### Stated goal
Write out the whole listing word for word.

### Recorded data
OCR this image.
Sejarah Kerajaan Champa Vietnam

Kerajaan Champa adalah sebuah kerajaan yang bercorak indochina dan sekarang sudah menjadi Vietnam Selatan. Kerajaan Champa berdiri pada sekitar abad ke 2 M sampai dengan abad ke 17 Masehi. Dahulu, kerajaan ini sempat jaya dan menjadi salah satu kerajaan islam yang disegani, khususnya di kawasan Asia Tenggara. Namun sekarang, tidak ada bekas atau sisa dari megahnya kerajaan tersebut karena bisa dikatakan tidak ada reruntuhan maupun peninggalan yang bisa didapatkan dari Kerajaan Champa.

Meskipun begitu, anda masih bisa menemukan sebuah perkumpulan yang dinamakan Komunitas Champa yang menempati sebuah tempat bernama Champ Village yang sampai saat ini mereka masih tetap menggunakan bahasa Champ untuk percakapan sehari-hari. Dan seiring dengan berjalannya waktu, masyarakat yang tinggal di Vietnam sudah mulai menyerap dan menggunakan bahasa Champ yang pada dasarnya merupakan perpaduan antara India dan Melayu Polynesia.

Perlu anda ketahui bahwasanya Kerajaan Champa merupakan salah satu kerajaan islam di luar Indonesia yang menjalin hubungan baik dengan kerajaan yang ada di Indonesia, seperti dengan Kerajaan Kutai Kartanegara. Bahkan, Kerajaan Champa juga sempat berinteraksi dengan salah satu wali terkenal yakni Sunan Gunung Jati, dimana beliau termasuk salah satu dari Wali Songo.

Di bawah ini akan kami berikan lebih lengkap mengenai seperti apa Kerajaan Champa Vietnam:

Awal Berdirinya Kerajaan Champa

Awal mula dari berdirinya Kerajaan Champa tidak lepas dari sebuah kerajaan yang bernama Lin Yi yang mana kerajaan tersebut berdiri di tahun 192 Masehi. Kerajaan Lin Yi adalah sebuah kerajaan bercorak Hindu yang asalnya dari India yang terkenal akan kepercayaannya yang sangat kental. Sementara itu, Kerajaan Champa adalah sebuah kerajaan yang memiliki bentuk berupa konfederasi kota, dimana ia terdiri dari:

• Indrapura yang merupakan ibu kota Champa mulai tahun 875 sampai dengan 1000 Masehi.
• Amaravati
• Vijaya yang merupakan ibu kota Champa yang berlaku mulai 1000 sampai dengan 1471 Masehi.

### Output of the exercise
OCR this image.
Sejarah Kerajaan Champa Vietnam

Kerajaan Champa adalah sebuah kerajaan yang bercorak indochina dan sekarang sudah menjadi Vietnam Selatan. Kerajaan Champa berdiri pada sekitar abad ke 2 M sampai dengan abad ke 17 Masehi. Dahulu, kerajaan ini sempat jaya dan menjadi salah satu kerajaan islam yang disegani, khususnya di kawasan Asia Tenggara. Namun sekarang, tidak ada bekas atau sisa dari megahnya kerajaan tersebut karena bisa dikatakan tidak ada reruntuhan maupun peninggalan yang bisa didapatkan dari Kerajaan Champa.

Meskipun begitu, anda masih bisa menemukan sebuah perkumpulan yang dinamakan Komunitas Champa yang menempati sebuah tempat bernama Champ Village yang sampai saat ini mereka masih tetap menggunakan bahasa Champ untuk percakapan sehari-hari. Dan seiring dengan berjalannya waktu, masyarakat yang tinggal di Vietnam sudah mulai menyerap dan menggunakan bahasa Champ yang pada dasarnya merupakan perpaduan antara India dan Melayu Polynesia.

Perlu anda ketahui bahwasanya Kerajaan Champa merupakan salah satu kerajaan islam di luar Indonesia yang menjalin hubungan baik dengan kerajaan yang ada di Indonesia, seperti dengan Kerajaan Kutai Kartanegara. Bahkan, Kerajaan Champa juga sempat berinteraksi dengan salah satu wali terkenal yakni Sunan Gunung Jati, dimana beliau termasuk salah satu dari Wali Songo.

Di bawah ini akan kami berikan lebih lengkap mengenai seperti apa Kerajaan Champa Vietnam:

Awal Berdirinya Kerajaan Champa

Awal mula dari berdirinya Kerajaan Champa tidak lepas dari sebuah kerajaan yang bernama Lin Yi yang mana kerajaan tersebut berdiri di tahun 192 Masehi. Kerajaan Lin Yi adalah sebuah kerajaan bercorak Hindu yang asalnya dari India yang terkenal akan kepercayaannya yang sangat kental. Sementara itu, Kerajaan Champa adalah sebuah kerajaan yang memiliki bentuk berupa konfederasi kota, dimana ia terdiri dari:

• Indrapura yang merupakan ibu kota Champa mulai tahun 875 sampai dengan 1000 Masehi.
• Amaravati
• Vijaya yang merupakan ibu kota Champa yang berlaku mulai 1000 sampai dengan 1471 Masehi.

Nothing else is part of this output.